(Problem to work on):
In the entries that follow, count each line containing "选项实验设计不能达到实验目的" and state the total, nothing more.

'''

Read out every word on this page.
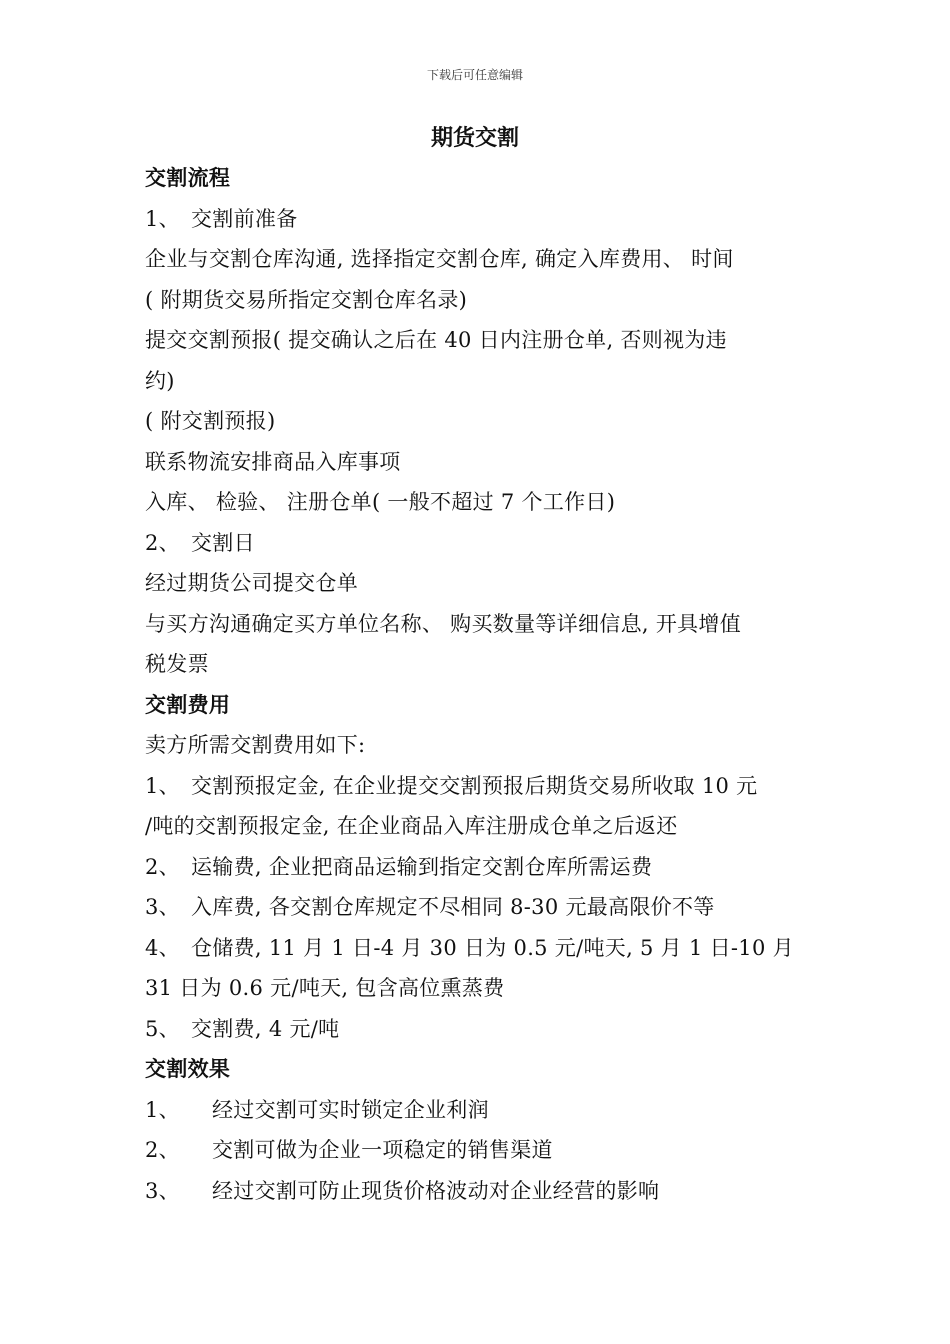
下载后可任意编辑
期货交割
交割流程
1、 交割前准备
企业与交割仓库沟通, 选择指定交割仓库, 确定入库费用、 时间
( 附期货交易所指定交割仓库名录)
提交交割预报( 提交确认之后在 40 日内注册仓单, 否则视为违
约)
( 附交割预报)
联系物流安排商品入库事项
入库、 检验、 注册仓单( 一般不超过 7 个工作日)
2、 交割日
经过期货公司提交仓单
与买方沟通确定买方单位名称、 购买数量等详细信息, 开具增值
税发票
交割费用
卖方所需交割费用如下:
1、 交割预报定金, 在企业提交交割预报后期货交易所收取 10 元
/吨的交割预报定金, 在企业商品入库注册成仓单之后返还
2、 运输费, 企业把商品运输到指定交割仓库所需运费
3、 入库费, 各交割仓库规定不尽相同 8-30 元最高限价不等
4、 仓储费, 11 月 1 日-4 月 30 日为 0.5 元/吨天, 5 月 1 日-10 月
31 日为 0.6 元/吨天, 包含高位熏蒸费
5、 交割费, 4 元/吨
交割效果
1、	经过交割可实时锁定企业利润
2、	交割可做为企业一项稳定的销售渠道
3、	经过交割可防止现货价格波动对企业经营的影响
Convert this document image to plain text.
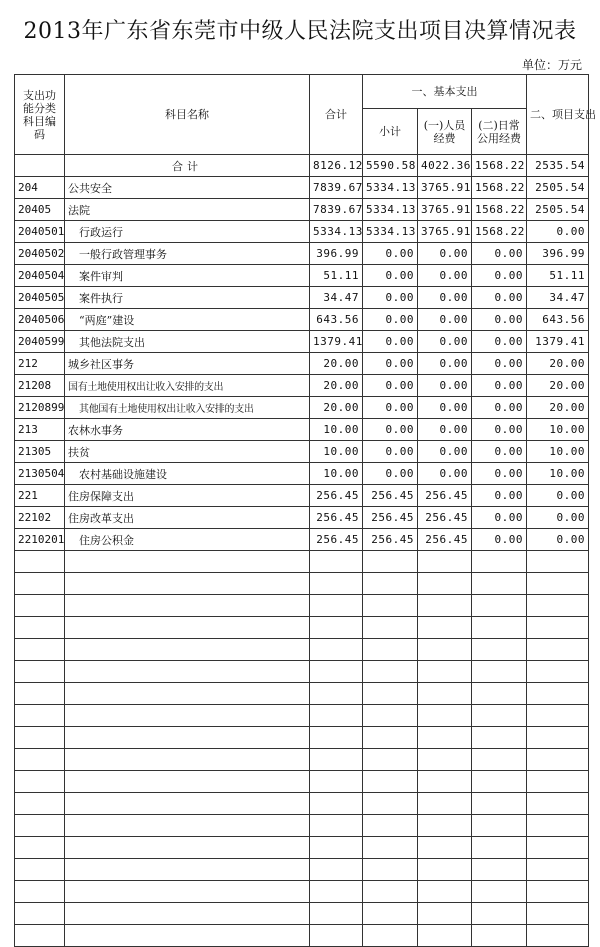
2013年广东省东莞市中级人民法院支出项目决算情况表
单位：万元
支出功能分类科目编码	科目名称	合计	一、基本支出			二、项目支出
			小计	(一)人员经费	(二)日常公用经费	
	合计	8126.12	5590.58	4022.36	1568.22	2535.54
204	公共安全	7839.67	5334.13	3765.91	1568.22	2505.54
20405	法院	7839.67	5334.13	3765.91	1568.22	2505.54
2040501	行政运行	5334.13	5334.13	3765.91	1568.22	0.00
2040502	一般行政管理事务	396.99	0.00	0.00	0.00	396.99
2040504	案件审判	51.11	0.00	0.00	0.00	51.11
2040505	案件执行	34.47	0.00	0.00	0.00	34.47
2040506	“两庭”建设	643.56	0.00	0.00	0.00	643.56
2040599	其他法院支出	1379.41	0.00	0.00	0.00	1379.41
212	城乡社区事务	20.00	0.00	0.00	0.00	20.00
21208	国有土地使用权出让收入安排的支出	20.00	0.00	0.00	0.00	20.00
2120899	其他国有土地使用权出让收入安排的支出	20.00	0.00	0.00	0.00	20.00
213	农林水事务	10.00	0.00	0.00	0.00	10.00
21305	扶贫	10.00	0.00	0.00	0.00	10.00
2130504	农村基础设施建设	10.00	0.00	0.00	0.00	10.00
221	住房保障支出	256.45	256.45	256.45	0.00	0.00
22102	住房改革支出	256.45	256.45	256.45	0.00	0.00
2210201	住房公积金	256.45	256.45	256.45	0.00	0.00
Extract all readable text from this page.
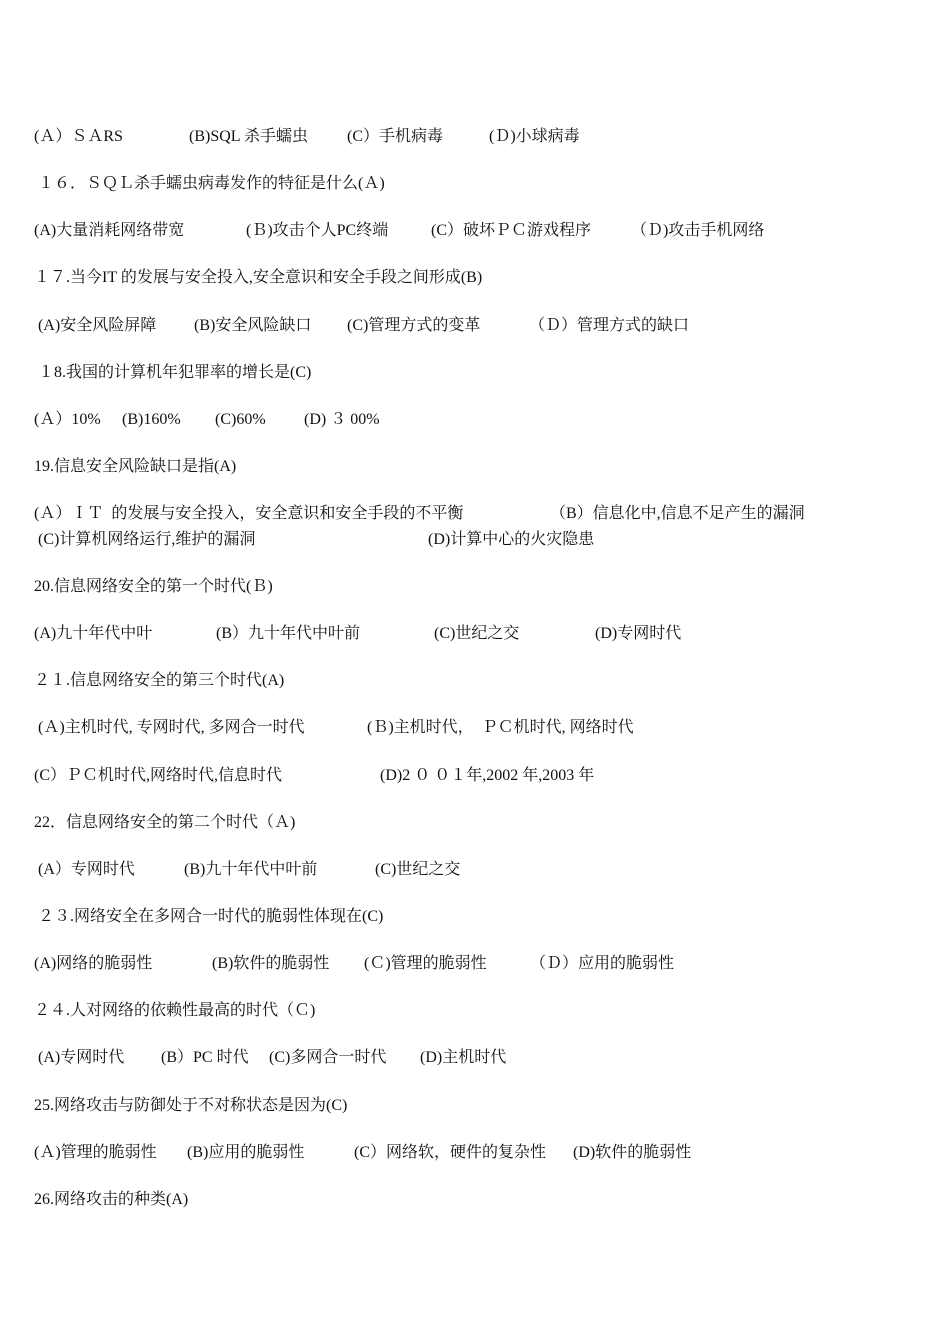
(Ａ）ＳＡRS

	(B)SQL 杀手蠕虫

(C）手机病毒

	(Ｄ)小球病毒

１６．ＳＱＬ杀手蠕虫病毒发作的特征是什么(Ａ)

(A)大量消耗网络带宽

	(Ｂ)攻击个人PC终端

	(C）破坏ＰＣ游戏程序

（Ｄ)攻击手机网络

１７.当今IT 的发展与安全投入,安全意识和安全手段之间形成(B)

(A)安全风险屏障

(B)安全风险缺口

(C)管理方式的变革

	（Ｄ）管理方式的缺口

１8.我国的计算机年犯罪率的增长是(C)

(Ａ）10%

(B)160%

(C)60%

(D) ３ 00%

19.信息安全风险缺口是指(A)

(Ａ）ＩＴ  的发展与安全投入，安全意识和安全手段的不平衡

	（B）信息化中,信息不足产生的漏洞

(C)计算机网络运行,维护的漏洞

	(D)计算中心的火灾隐患

20.信息网络安全的第一个时代(Ｂ)

(A)九十年代中叶

	(B）九十年代中叶前

	(C)世纪之交

	(D)专网时代

２１.信息网络安全的第三个时代(A)

(Ａ)主机时代, 专网时代, 多网合一时代

	(Ｂ)主机时代，  ＰＣ机时代, 网络时代

(C）ＰＣ机时代,网络时代,信息时代

	(D)2 ０ ０１年,2002 年,2003 年

22．信息网络安全的第二个时代（Ａ)

(A）专网时代

	(B)九十年代中叶前

	(C)世纪之交

２３.网络安全在多网合一时代的脆弱性体现在(C)

(A)网络的脆弱性

	(B)软件的脆弱性

(Ｃ)管理的脆弱性

	（Ｄ）应用的脆弱性

２４.人对网络的依赖性最高的时代（Ｃ)

(A)专网时代

(B）PC 时代

(C)多网合一时代

(D)主机时代

25.网络攻击与防御处于不对称状态是因为(C)

(Ａ)管理的脆弱性

(B)应用的脆弱性

	(C）网络软，硬件的复杂性

(D)软件的脆弱性

26.网络攻击的种类(A)
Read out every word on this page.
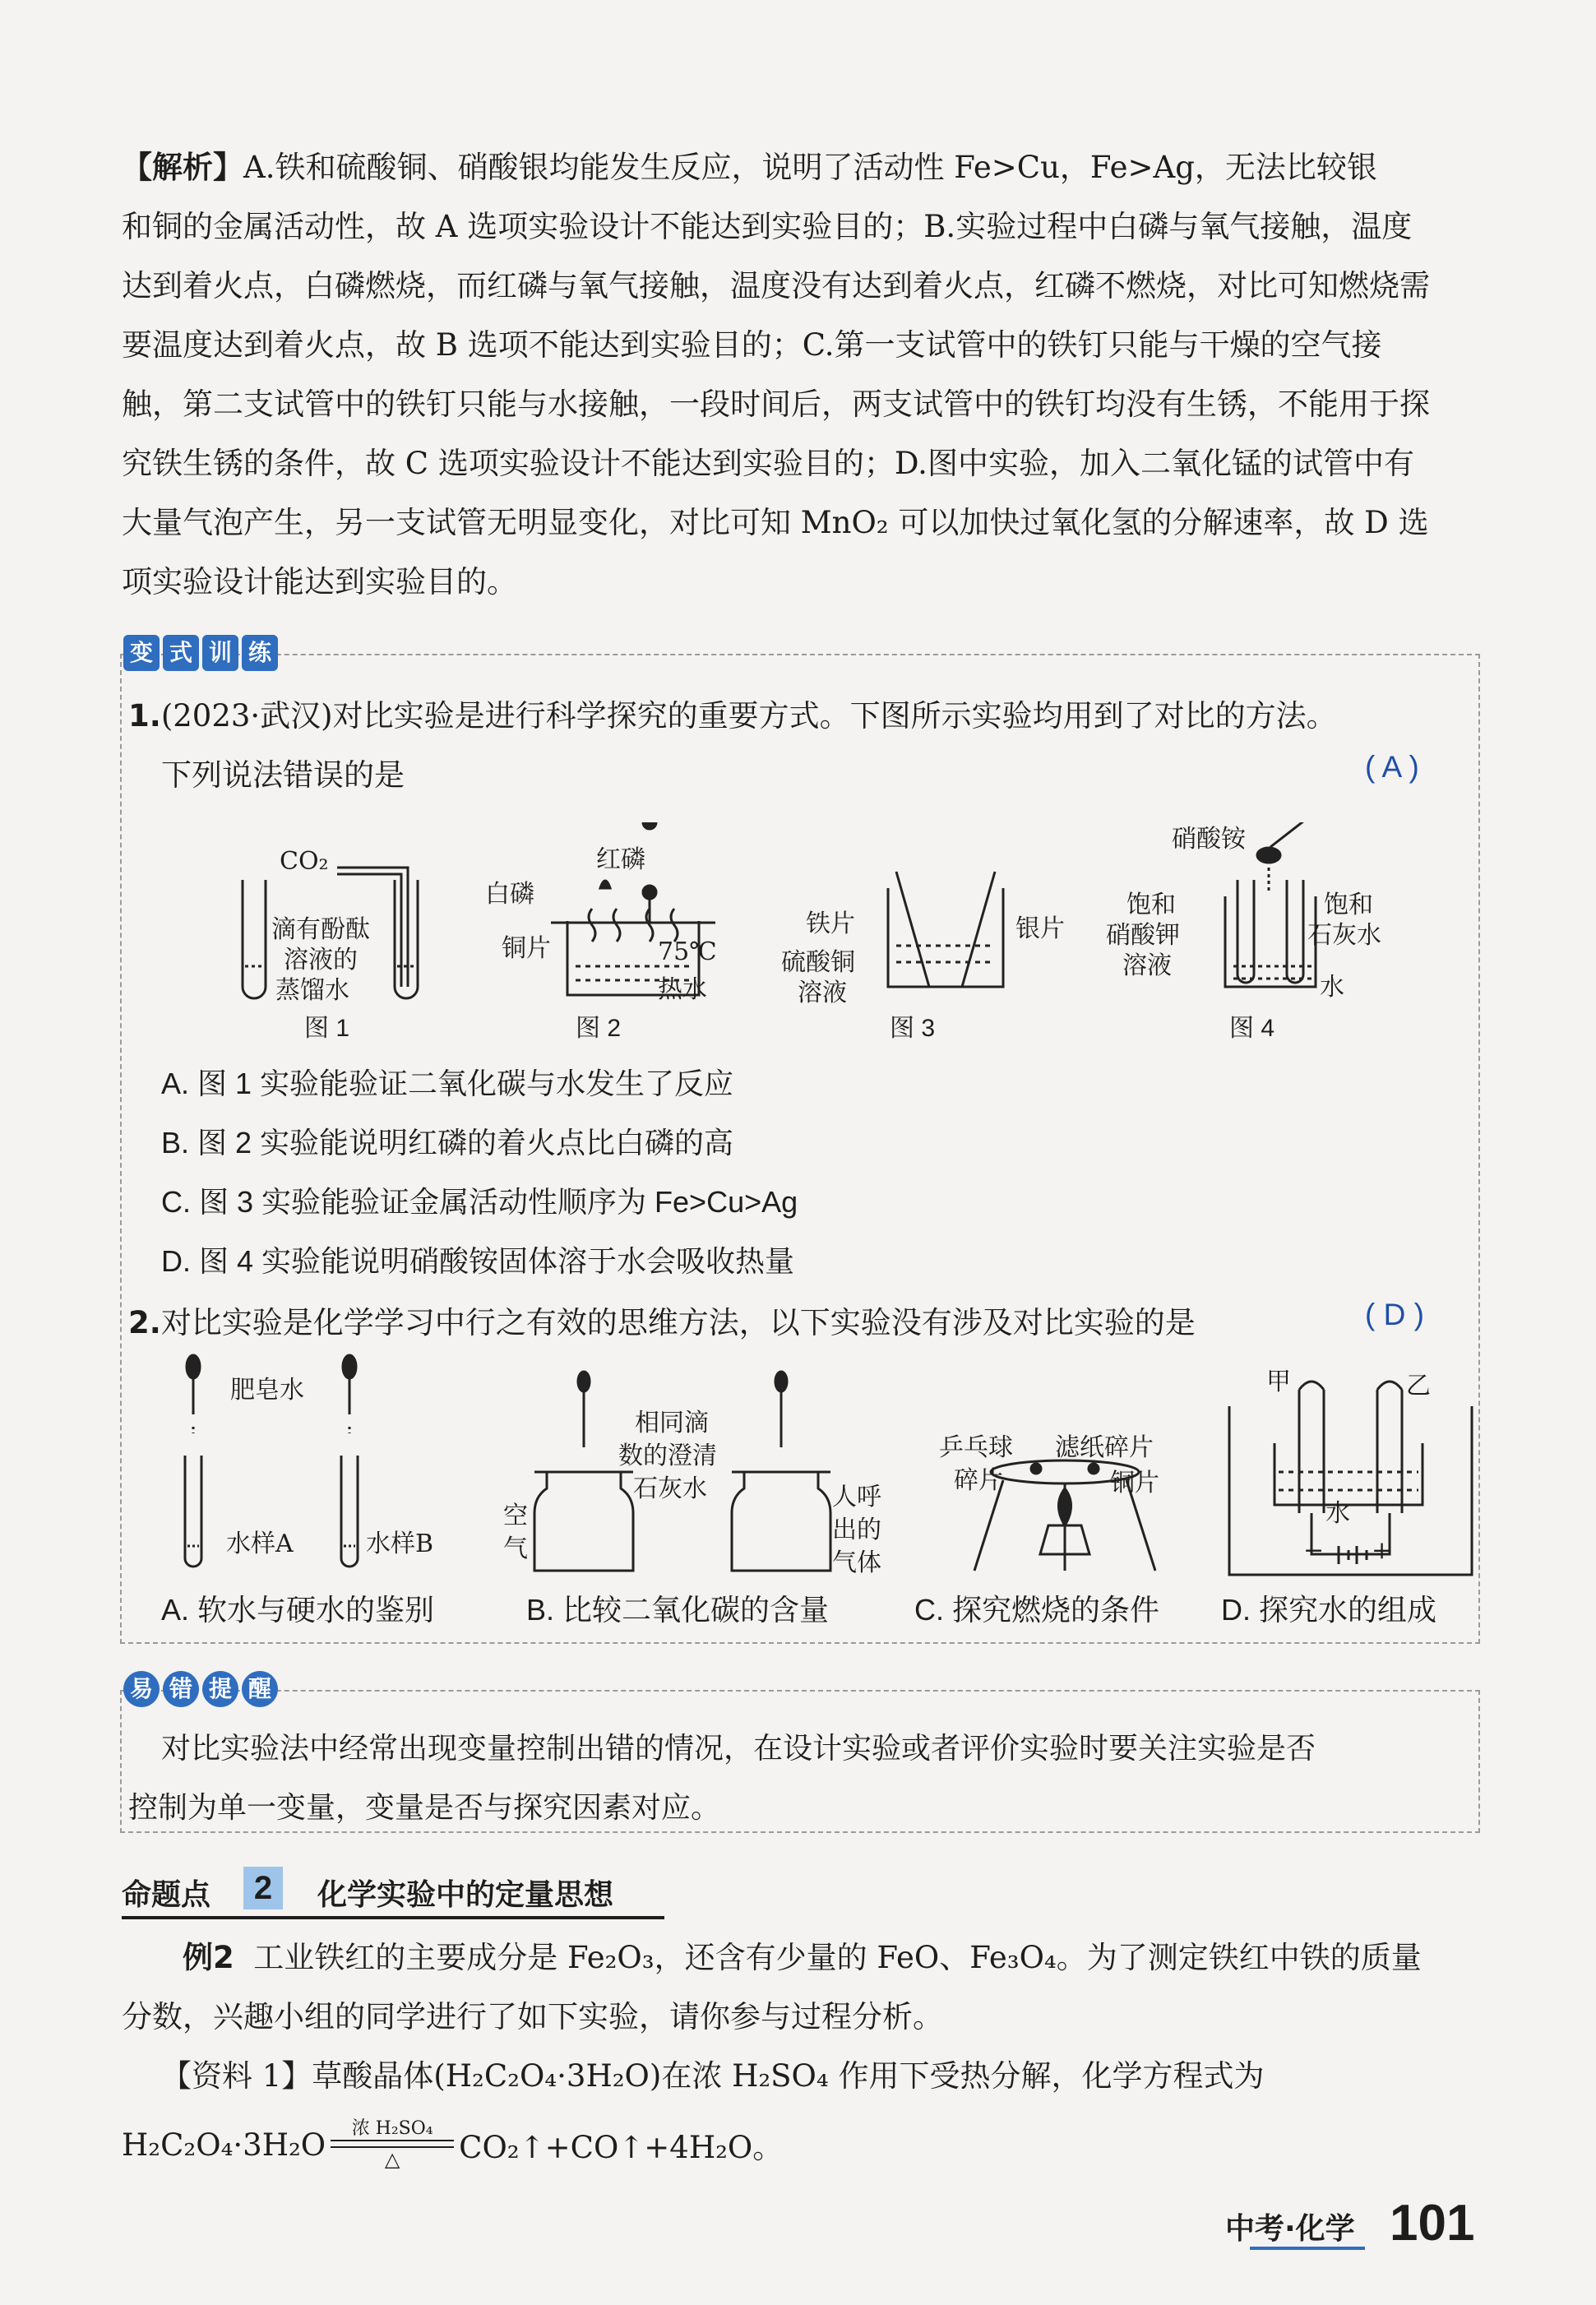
【解析】A.铁和硫酸铜、硝酸银均能发生反应，说明了活动性 Fe>Cu，Fe>Ag，无法比较银
和铜的金属活动性，故 A 选项实验设计不能达到实验目的；B.实验过程中白磷与氧气接触，温度
达到着火点，白磷燃烧，而红磷与氧气接触，温度没有达到着火点，红磷不燃烧，对比可知燃烧需
要温度达到着火点，故 B 选项不能达到实验目的；C.第一支试管中的铁钉只能与干燥的空气接
触，第二支试管中的铁钉只能与水接触，一段时间后，两支试管中的铁钉均没有生锈，不能用于探
究铁生锈的条件，故 C 选项实验设计不能达到实验目的；D.图中实验，加入二氧化锰的试管中有
大量气泡产生，另一支试管无明显变化，对比可知 MnO₂ 可以加快过氧化氢的分解速率，故 D 选
项实验设计能达到实验目的。
变 式 训 练
1.(2023·武汉)对比实验是进行科学探究的重要方式。下图所示实验均用到了对比的方法。
下列说法错误的是	( A )
CO₂
滴有酚酞
溶液的
蒸馏水
图 1
红磷
白磷
铜片	75℃
热水
图 2
铁片	银片
硫酸铜
溶液
图 3
硝酸铵
饱和
硝酸钾
溶液
饱和
石灰水
水
图 4
A. 图 1 实验能验证二氧化碳与水发生了反应
B. 图 2 实验能说明红磷的着火点比白磷的高
C. 图 3 实验能验证金属活动性顺序为 Fe>Cu>Ag
D. 图 4 实验能说明硝酸铵固体溶于水会吸收热量
2.对比实验是化学学习中行之有效的思维方法，以下实验没有涉及对比实验的是	( D )
肥皂水
水样A	水样B
A. 软水与硬水的鉴别
相同滴
数的澄清
石灰水
空
气
人呼
出的
气体
B. 比较二氧化碳的含量
乒乓球
碎片
滤纸碎片
铜片
C. 探究燃烧的条件
甲	乙
水
− +
D. 探究水的组成
易 错 提 醒
对比实验法中经常出现变量控制出错的情况，在设计实验或者评价实验时要关注实验是否
控制为单一变量，变量是否与探究因素对应。
命题点	2	化学实验中的定量思想
例2 工业铁红的主要成分是 Fe₂O₃，还含有少量的 FeO、Fe₃O₄。为了测定铁红中铁的质量
分数，兴趣小组的同学进行了如下实验，请你参与过程分析。
【资料 1】草酸晶体(H₂C₂O₄·3H₂O)在浓 H₂SO₄ 作用下受热分解，化学方程式为
H₂C₂O₄·3H₂O 浓 H₂SO₄
△ CO₂↑+CO↑+4H₂O。
中考·化学 101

'''

(Task answer):
2